What to work on
Pick out the lines containing "Days".

Records for the task
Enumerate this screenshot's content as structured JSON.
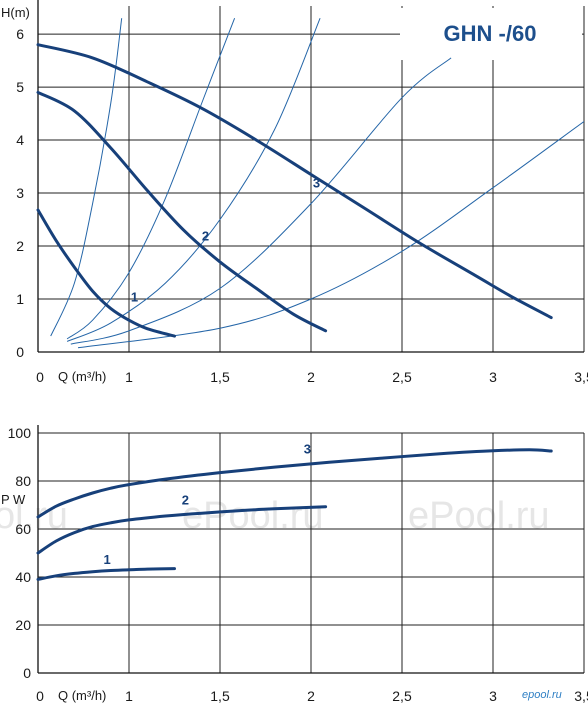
{
  "chart_data": [
    {
      "type": "line",
      "title": "GHN -/60",
      "ylabel": "H(m)",
      "xlabel": "Q (m³/h)",
      "xlim": [
        0.5,
        3.5
      ],
      "ylim": [
        0,
        6.2
      ],
      "x_tick_labels": [
        "0",
        "1",
        "1,5",
        "2",
        "2,5",
        "3",
        "3,5"
      ],
      "y_tick_labels": [
        "0",
        "1",
        "2",
        "3",
        "4",
        "5",
        "6"
      ],
      "grid": true,
      "colors": {
        "curve": "#17407a",
        "system_curve": "#2566a8",
        "grid": "#222222",
        "title": "#1d4f8c"
      },
      "series": [
        {
          "name": "1",
          "x": [
            0.5,
            0.6,
            0.7,
            0.8,
            0.9,
            1.0,
            1.1,
            1.25
          ],
          "y": [
            2.68,
            2.1,
            1.6,
            1.15,
            0.82,
            0.6,
            0.44,
            0.3
          ],
          "label_at": [
            1.03,
            0.95
          ]
        },
        {
          "name": "2",
          "x": [
            0.5,
            0.7,
            0.9,
            1.1,
            1.3,
            1.5,
            1.7,
            1.9,
            2.08
          ],
          "y": [
            4.9,
            4.55,
            3.85,
            3.05,
            2.3,
            1.7,
            1.2,
            0.72,
            0.4
          ],
          "label_at": [
            1.42,
            2.1
          ]
        },
        {
          "name": "3",
          "x": [
            0.5,
            0.8,
            1.1,
            1.4,
            1.7,
            2.0,
            2.3,
            2.6,
            2.9,
            3.1,
            3.32
          ],
          "y": [
            5.8,
            5.55,
            5.1,
            4.6,
            4.0,
            3.35,
            2.7,
            2.05,
            1.45,
            1.05,
            0.65
          ],
          "label_at": [
            2.03,
            3.1
          ]
        }
      ],
      "system_curves": [
        {
          "x": [
            0.57,
            0.7,
            0.8,
            0.9,
            0.96
          ],
          "y": [
            0.3,
            1.3,
            2.8,
            4.7,
            6.3
          ]
        },
        {
          "x": [
            0.66,
            0.8,
            1.0,
            1.2,
            1.4,
            1.58
          ],
          "y": [
            0.25,
            0.6,
            1.5,
            2.9,
            4.7,
            6.3
          ]
        },
        {
          "x": [
            0.66,
            0.9,
            1.2,
            1.5,
            1.8,
            2.05
          ],
          "y": [
            0.2,
            0.55,
            1.3,
            2.5,
            4.2,
            6.3
          ]
        },
        {
          "x": [
            0.68,
            1.0,
            1.5,
            2.0,
            2.5,
            2.77
          ],
          "y": [
            0.15,
            0.4,
            1.2,
            2.8,
            4.8,
            5.55
          ]
        },
        {
          "x": [
            0.72,
            1.5,
            2.0,
            2.5,
            3.0,
            3.5
          ],
          "y": [
            0.08,
            0.45,
            1.0,
            1.9,
            3.1,
            4.35
          ]
        }
      ]
    },
    {
      "type": "line",
      "ylabel": "P W",
      "xlabel": "Q (m³/h)",
      "xlim": [
        0.5,
        3.5
      ],
      "ylim": [
        0,
        100
      ],
      "x_tick_labels": [
        "0",
        "1",
        "1,5",
        "2",
        "2,5",
        "3",
        "3,5"
      ],
      "y_tick_labels": [
        "0",
        "20",
        "40",
        "60",
        "80",
        "100"
      ],
      "grid": true,
      "series": [
        {
          "name": "1",
          "x": [
            0.5,
            0.6,
            0.7,
            0.8,
            0.9,
            1.0,
            1.1,
            1.25
          ],
          "y": [
            39,
            40.5,
            41.5,
            42.2,
            42.7,
            43,
            43.3,
            43.5
          ],
          "label_at": [
            0.88,
            45.5
          ]
        },
        {
          "name": "2",
          "x": [
            0.5,
            0.6,
            0.7,
            0.8,
            0.9,
            1.0,
            1.2,
            1.4,
            1.6,
            1.8,
            2.08
          ],
          "y": [
            50,
            55,
            58.5,
            61,
            62.6,
            63.8,
            65.4,
            66.6,
            67.6,
            68.4,
            69.3
          ],
          "label_at": [
            1.31,
            70.3
          ]
        },
        {
          "name": "3",
          "x": [
            0.5,
            0.6,
            0.7,
            0.8,
            0.9,
            1.0,
            1.2,
            1.5,
            1.8,
            2.1,
            2.4,
            2.7,
            3.0,
            3.2,
            3.32
          ],
          "y": [
            65,
            69.5,
            72.5,
            75,
            77,
            78.5,
            80.8,
            83.5,
            85.8,
            87.8,
            89.6,
            91.3,
            92.6,
            93,
            92.5
          ],
          "label_at": [
            1.98,
            91.5
          ]
        }
      ]
    }
  ],
  "watermark": {
    "text": "ePool.ru",
    "repeat": [
      "ol.ru",
      "ePool.ru",
      "ePool.ru"
    ],
    "brand": "epool.ru"
  }
}
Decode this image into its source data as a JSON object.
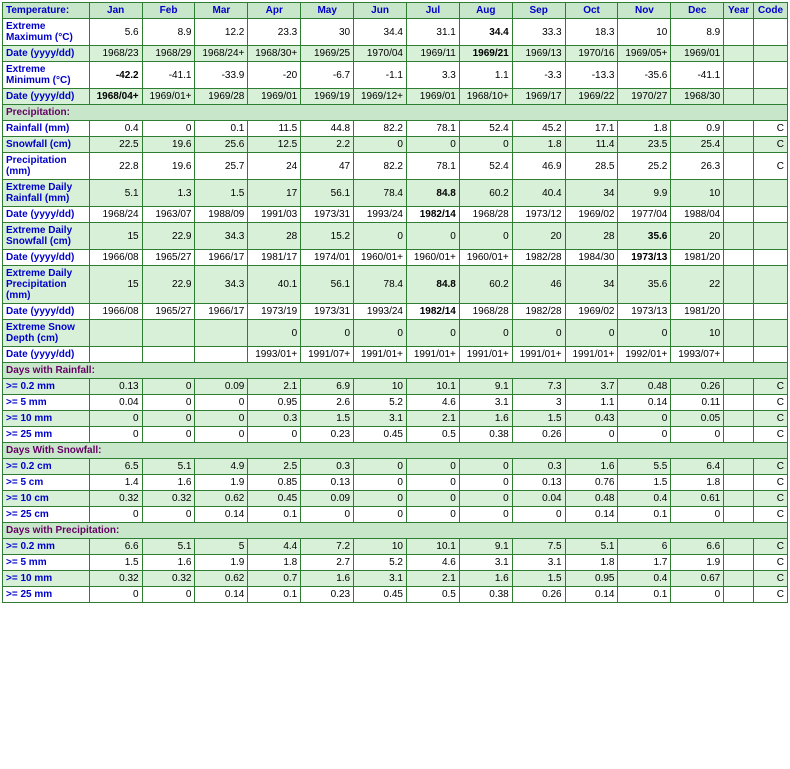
{
  "headers": {
    "temp": "Temperature:",
    "jan": "Jan",
    "feb": "Feb",
    "mar": "Mar",
    "apr": "Apr",
    "may": "May",
    "jun": "Jun",
    "jul": "Jul",
    "aug": "Aug",
    "sep": "Sep",
    "oct": "Oct",
    "nov": "Nov",
    "dec": "Dec",
    "year": "Year",
    "code": "Code"
  },
  "rows": [
    {
      "k": "emax",
      "label": "Extreme Maximum (°C)",
      "cls": "alt-white",
      "v": [
        "5.6",
        "8.9",
        "12.2",
        "23.3",
        "30",
        "34.4",
        "31.1",
        "34.4",
        "33.3",
        "18.3",
        "10",
        "8.9",
        "",
        ""
      ],
      "bold": [
        7
      ]
    },
    {
      "k": "emax_d",
      "label": "Date (yyyy/dd)",
      "cls": "alt-green",
      "v": [
        "1968/23",
        "1968/29",
        "1968/24+",
        "1968/30+",
        "1969/25",
        "1970/04",
        "1969/11",
        "1969/21",
        "1969/13",
        "1970/16",
        "1969/05+",
        "1969/01",
        "",
        ""
      ],
      "bold": [
        7
      ]
    },
    {
      "k": "emin",
      "label": "Extreme Minimum (°C)",
      "cls": "alt-white",
      "v": [
        "-42.2",
        "-41.1",
        "-33.9",
        "-20",
        "-6.7",
        "-1.1",
        "3.3",
        "1.1",
        "-3.3",
        "-13.3",
        "-35.6",
        "-41.1",
        "",
        ""
      ],
      "bold": [
        0
      ]
    },
    {
      "k": "emin_d",
      "label": "Date (yyyy/dd)",
      "cls": "alt-green",
      "v": [
        "1968/04+",
        "1969/01+",
        "1969/28",
        "1969/01",
        "1969/19",
        "1969/12+",
        "1969/01",
        "1968/10+",
        "1969/17",
        "1969/22",
        "1970/27",
        "1968/30",
        "",
        ""
      ],
      "bold": [
        0
      ]
    },
    {
      "k": "sec_precip",
      "section": "Precipitation:"
    },
    {
      "k": "rain",
      "label": "Rainfall (mm)",
      "cls": "alt-white",
      "v": [
        "0.4",
        "0",
        "0.1",
        "11.5",
        "44.8",
        "82.2",
        "78.1",
        "52.4",
        "45.2",
        "17.1",
        "1.8",
        "0.9",
        "",
        "C"
      ]
    },
    {
      "k": "snow",
      "label": "Snowfall (cm)",
      "cls": "alt-green",
      "v": [
        "22.5",
        "19.6",
        "25.6",
        "12.5",
        "2.2",
        "0",
        "0",
        "0",
        "1.8",
        "11.4",
        "23.5",
        "25.4",
        "",
        "C"
      ]
    },
    {
      "k": "precip",
      "label": "Precipitation (mm)",
      "cls": "alt-white",
      "v": [
        "22.8",
        "19.6",
        "25.7",
        "24",
        "47",
        "82.2",
        "78.1",
        "52.4",
        "46.9",
        "28.5",
        "25.2",
        "26.3",
        "",
        "C"
      ]
    },
    {
      "k": "edrain",
      "label": "Extreme Daily Rainfall (mm)",
      "cls": "alt-green",
      "v": [
        "5.1",
        "1.3",
        "1.5",
        "17",
        "56.1",
        "78.4",
        "84.8",
        "60.2",
        "40.4",
        "34",
        "9.9",
        "10",
        "",
        ""
      ],
      "bold": [
        6
      ]
    },
    {
      "k": "edrain_d",
      "label": "Date (yyyy/dd)",
      "cls": "alt-white",
      "v": [
        "1968/24",
        "1963/07",
        "1988/09",
        "1991/03",
        "1973/31",
        "1993/24",
        "1982/14",
        "1968/28",
        "1973/12",
        "1969/02",
        "1977/04",
        "1988/04",
        "",
        ""
      ],
      "bold": [
        6
      ]
    },
    {
      "k": "edsnow",
      "label": "Extreme Daily Snowfall (cm)",
      "cls": "alt-green",
      "v": [
        "15",
        "22.9",
        "34.3",
        "28",
        "15.2",
        "0",
        "0",
        "0",
        "20",
        "28",
        "35.6",
        "20",
        "",
        ""
      ],
      "bold": [
        10
      ]
    },
    {
      "k": "edsnow_d",
      "label": "Date (yyyy/dd)",
      "cls": "alt-white",
      "v": [
        "1966/08",
        "1965/27",
        "1966/17",
        "1981/17",
        "1974/01",
        "1960/01+",
        "1960/01+",
        "1960/01+",
        "1982/28",
        "1984/30",
        "1973/13",
        "1981/20",
        "",
        ""
      ],
      "bold": [
        10
      ]
    },
    {
      "k": "edprecip",
      "label": "Extreme Daily Precipitation (mm)",
      "cls": "alt-green",
      "v": [
        "15",
        "22.9",
        "34.3",
        "40.1",
        "56.1",
        "78.4",
        "84.8",
        "60.2",
        "46",
        "34",
        "35.6",
        "22",
        "",
        ""
      ],
      "bold": [
        6
      ]
    },
    {
      "k": "edprecip_d",
      "label": "Date (yyyy/dd)",
      "cls": "alt-white",
      "v": [
        "1966/08",
        "1965/27",
        "1966/17",
        "1973/19",
        "1973/31",
        "1993/24",
        "1982/14",
        "1968/28",
        "1982/28",
        "1969/02",
        "1973/13",
        "1981/20",
        "",
        ""
      ],
      "bold": [
        6
      ]
    },
    {
      "k": "esnowd",
      "label": "Extreme Snow Depth (cm)",
      "cls": "alt-green",
      "v": [
        "",
        "",
        "",
        "0",
        "0",
        "0",
        "0",
        "0",
        "0",
        "0",
        "0",
        "10",
        "",
        ""
      ]
    },
    {
      "k": "esnowd_d",
      "label": "Date (yyyy/dd)",
      "cls": "alt-white",
      "v": [
        "",
        "",
        "",
        "1993/01+",
        "1991/07+",
        "1991/01+",
        "1991/01+",
        "1991/01+",
        "1991/01+",
        "1991/01+",
        "1992/01+",
        "1993/07+",
        "",
        ""
      ]
    },
    {
      "k": "sec_dr",
      "section": "Days with Rainfall:"
    },
    {
      "k": "dr02",
      "label": ">= 0.2 mm",
      "cls": "alt-green",
      "v": [
        "0.13",
        "0",
        "0.09",
        "2.1",
        "6.9",
        "10",
        "10.1",
        "9.1",
        "7.3",
        "3.7",
        "0.48",
        "0.26",
        "",
        "C"
      ]
    },
    {
      "k": "dr5",
      "label": ">= 5 mm",
      "cls": "alt-white",
      "v": [
        "0.04",
        "0",
        "0",
        "0.95",
        "2.6",
        "5.2",
        "4.6",
        "3.1",
        "3",
        "1.1",
        "0.14",
        "0.11",
        "",
        "C"
      ]
    },
    {
      "k": "dr10",
      "label": ">= 10 mm",
      "cls": "alt-green",
      "v": [
        "0",
        "0",
        "0",
        "0.3",
        "1.5",
        "3.1",
        "2.1",
        "1.6",
        "1.5",
        "0.43",
        "0",
        "0.05",
        "",
        "C"
      ]
    },
    {
      "k": "dr25",
      "label": ">= 25 mm",
      "cls": "alt-white",
      "v": [
        "0",
        "0",
        "0",
        "0",
        "0.23",
        "0.45",
        "0.5",
        "0.38",
        "0.26",
        "0",
        "0",
        "0",
        "",
        "C"
      ]
    },
    {
      "k": "sec_ds",
      "section": "Days With Snowfall:"
    },
    {
      "k": "ds02",
      "label": ">= 0.2 cm",
      "cls": "alt-green",
      "v": [
        "6.5",
        "5.1",
        "4.9",
        "2.5",
        "0.3",
        "0",
        "0",
        "0",
        "0.3",
        "1.6",
        "5.5",
        "6.4",
        "",
        "C"
      ]
    },
    {
      "k": "ds5",
      "label": ">= 5 cm",
      "cls": "alt-white",
      "v": [
        "1.4",
        "1.6",
        "1.9",
        "0.85",
        "0.13",
        "0",
        "0",
        "0",
        "0.13",
        "0.76",
        "1.5",
        "1.8",
        "",
        "C"
      ]
    },
    {
      "k": "ds10",
      "label": ">= 10 cm",
      "cls": "alt-green",
      "v": [
        "0.32",
        "0.32",
        "0.62",
        "0.45",
        "0.09",
        "0",
        "0",
        "0",
        "0.04",
        "0.48",
        "0.4",
        "0.61",
        "",
        "C"
      ]
    },
    {
      "k": "ds25",
      "label": ">= 25 cm",
      "cls": "alt-white",
      "v": [
        "0",
        "0",
        "0.14",
        "0.1",
        "0",
        "0",
        "0",
        "0",
        "0",
        "0.14",
        "0.1",
        "0",
        "",
        "C"
      ]
    },
    {
      "k": "sec_dp",
      "section": "Days with Precipitation:"
    },
    {
      "k": "dp02",
      "label": ">= 0.2 mm",
      "cls": "alt-green",
      "v": [
        "6.6",
        "5.1",
        "5",
        "4.4",
        "7.2",
        "10",
        "10.1",
        "9.1",
        "7.5",
        "5.1",
        "6",
        "6.6",
        "",
        "C"
      ]
    },
    {
      "k": "dp5",
      "label": ">= 5 mm",
      "cls": "alt-white",
      "v": [
        "1.5",
        "1.6",
        "1.9",
        "1.8",
        "2.7",
        "5.2",
        "4.6",
        "3.1",
        "3.1",
        "1.8",
        "1.7",
        "1.9",
        "",
        "C"
      ]
    },
    {
      "k": "dp10",
      "label": ">= 10 mm",
      "cls": "alt-green",
      "v": [
        "0.32",
        "0.32",
        "0.62",
        "0.7",
        "1.6",
        "3.1",
        "2.1",
        "1.6",
        "1.5",
        "0.95",
        "0.4",
        "0.67",
        "",
        "C"
      ]
    },
    {
      "k": "dp25",
      "label": ">= 25 mm",
      "cls": "alt-white",
      "v": [
        "0",
        "0",
        "0.14",
        "0.1",
        "0.23",
        "0.45",
        "0.5",
        "0.38",
        "0.26",
        "0.14",
        "0.1",
        "0",
        "",
        "C"
      ]
    }
  ]
}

Response to this task
      "section": "Days with Rainfall:"
      "section": "Days With Snowfall:"
      "section": "Days with Precipitation:"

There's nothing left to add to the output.